■ OBJECTIVE ■
Below is a block of records; repeat all of them exactly.

[Collected data]
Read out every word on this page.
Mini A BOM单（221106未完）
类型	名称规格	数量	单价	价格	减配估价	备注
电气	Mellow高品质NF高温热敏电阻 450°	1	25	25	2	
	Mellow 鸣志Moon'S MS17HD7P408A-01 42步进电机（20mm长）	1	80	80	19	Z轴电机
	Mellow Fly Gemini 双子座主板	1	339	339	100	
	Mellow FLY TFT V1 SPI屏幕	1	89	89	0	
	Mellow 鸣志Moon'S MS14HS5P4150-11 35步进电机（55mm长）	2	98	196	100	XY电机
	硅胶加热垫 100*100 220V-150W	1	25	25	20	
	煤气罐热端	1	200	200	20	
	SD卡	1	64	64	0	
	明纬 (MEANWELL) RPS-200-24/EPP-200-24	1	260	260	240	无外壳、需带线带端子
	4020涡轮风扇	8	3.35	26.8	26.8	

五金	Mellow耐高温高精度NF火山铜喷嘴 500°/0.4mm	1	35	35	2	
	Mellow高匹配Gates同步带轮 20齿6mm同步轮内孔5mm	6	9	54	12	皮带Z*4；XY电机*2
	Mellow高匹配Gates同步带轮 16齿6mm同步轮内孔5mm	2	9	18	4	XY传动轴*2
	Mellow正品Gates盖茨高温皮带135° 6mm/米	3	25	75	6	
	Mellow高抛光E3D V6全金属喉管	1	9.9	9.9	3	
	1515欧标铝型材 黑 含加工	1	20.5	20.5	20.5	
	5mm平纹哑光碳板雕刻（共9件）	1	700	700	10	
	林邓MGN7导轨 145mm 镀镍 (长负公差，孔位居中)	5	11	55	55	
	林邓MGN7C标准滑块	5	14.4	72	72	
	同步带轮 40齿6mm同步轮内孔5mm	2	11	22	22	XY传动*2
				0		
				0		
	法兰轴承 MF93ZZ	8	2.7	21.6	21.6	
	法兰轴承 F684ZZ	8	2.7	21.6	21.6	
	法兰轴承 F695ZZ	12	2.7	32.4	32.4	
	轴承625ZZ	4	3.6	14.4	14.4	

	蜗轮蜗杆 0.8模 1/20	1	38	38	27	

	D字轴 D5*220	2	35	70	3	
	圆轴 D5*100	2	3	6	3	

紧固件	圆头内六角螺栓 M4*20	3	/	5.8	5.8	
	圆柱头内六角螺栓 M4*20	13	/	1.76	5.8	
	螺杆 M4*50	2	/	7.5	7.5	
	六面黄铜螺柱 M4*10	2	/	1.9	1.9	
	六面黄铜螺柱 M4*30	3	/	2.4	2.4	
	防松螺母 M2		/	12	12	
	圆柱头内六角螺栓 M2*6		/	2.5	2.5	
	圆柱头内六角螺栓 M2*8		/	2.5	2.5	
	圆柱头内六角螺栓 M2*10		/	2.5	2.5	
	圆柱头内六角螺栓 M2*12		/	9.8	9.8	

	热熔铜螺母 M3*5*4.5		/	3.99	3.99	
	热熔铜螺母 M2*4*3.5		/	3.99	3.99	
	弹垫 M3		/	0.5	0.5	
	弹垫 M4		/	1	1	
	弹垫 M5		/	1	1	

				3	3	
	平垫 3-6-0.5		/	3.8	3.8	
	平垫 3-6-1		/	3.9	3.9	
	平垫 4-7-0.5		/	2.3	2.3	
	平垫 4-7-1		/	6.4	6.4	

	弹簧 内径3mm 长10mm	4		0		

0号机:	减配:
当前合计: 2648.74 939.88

■ SOLUTION ■
Read out every word on this page.
Mini A BOM单（221106未完）
类型	名称规格	数量	单价	价格	减配估价	备注
电气	Mellow高品质NF高温热敏电阻 450°	1	25	25	2	
	Mellow 鸣志Moon'S MS17HD7P408A-01 42步进电机（20mm长）	1	80	80	19	Z轴电机
	Mellow Fly Gemini 双子座主板	1	339	339	100	
	Mellow FLY TFT V1 SPI屏幕	1	89	89	0	
	Mellow 鸣志Moon'S MS14HS5P4150-11 35步进电机（55mm长）	2	98	196	100	XY电机
	硅胶加热垫 100*100 220V-150W	1	25	25	20	
	煤气罐热端	1	200	200	20	
	SD卡	1	64	64	0	
	明纬 (MEANWELL) RPS-200-24/EPP-200-24	1	260	260	240	无外壳、需带线带端子
	4020涡轮风扇	8	3.35	26.8	26.8	

五金	Mellow耐高温高精度NF火山铜喷嘴 500°/0.4mm	1	35	35	2	
	Mellow高匹配Gates同步带轮 20齿6mm同步轮内孔5mm	6	9	54	12	皮带Z*4；XY电机*2
	Mellow高匹配Gates同步带轮 16齿6mm同步轮内孔5mm	2	9	18	4	XY传动轴*2
	Mellow正品Gates盖茨高温皮带135° 6mm/米	3	25	75	6	
	Mellow高抛光E3D V6全金属喉管	1	9.9	9.9	3	
	1515欧标铝型材 黑 含加工	1	20.5	20.5	20.5	
	5mm平纹哑光碳板雕刻（共9件）	1	700	700	10	
	林邓MGN7导轨 145mm 镀镍 (长负公差，孔位居中)	5	11	55	55	
	林邓MGN7C标准滑块	5	14.4	72	72	
	同步带轮 40齿6mm同步轮内孔5mm	2	11	22	22	XY传动*2
				0		
				0		
	法兰轴承 MF93ZZ	8	2.7	21.6	21.6	
	法兰轴承 F684ZZ	8	2.7	21.6	21.6	
	法兰轴承 F695ZZ	12	2.7	32.4	32.4	
	轴承625ZZ	4	3.6	14.4	14.4	

	蜗轮蜗杆 0.8模 1/20	1	38	38	27	

	D字轴 D5*220	2	35	70	3	
	圆轴 D5*100	2	3	6	3	

紧固件	圆头内六角螺栓 M4*20	3	/	5.8	5.8	
	圆柱头内六角螺栓 M4*20	13	/	1.76	5.8	
	螺杆 M4*50	2	/	7.5	7.5	
	六面黄铜螺柱 M4*10	2	/	1.9	1.9	
	六面黄铜螺柱 M4*30	3	/	2.4	2.4	
	防松螺母 M2		/	12	12	
	圆柱头内六角螺栓 M2*6		/	2.5	2.5	
	圆柱头内六角螺栓 M2*8		/	2.5	2.5	
	圆柱头内六角螺栓 M2*10		/	2.5	2.5	
	圆柱头内六角螺栓 M2*12		/	9.8	9.8	

	热熔铜螺母 M3*5*4.5		/	3.99	3.99	
	热熔铜螺母 M2*4*3.5		/	3.99	3.99	
	弹垫 M3		/	0.5	0.5	
	弹垫 M4		/	1	1	
	弹垫 M5		/	1	1	

				3	3	
	平垫 3-6-0.5		/	3.8	3.8	
	平垫 3-6-1		/	3.9	3.9	
	平垫 4-7-0.5		/	2.3	2.3	
	平垫 4-7-1		/	6.4	6.4	

	弹簧 内径3mm 长10mm	4		0		

0号机:	减配:
当前合计: 2648.74 939.88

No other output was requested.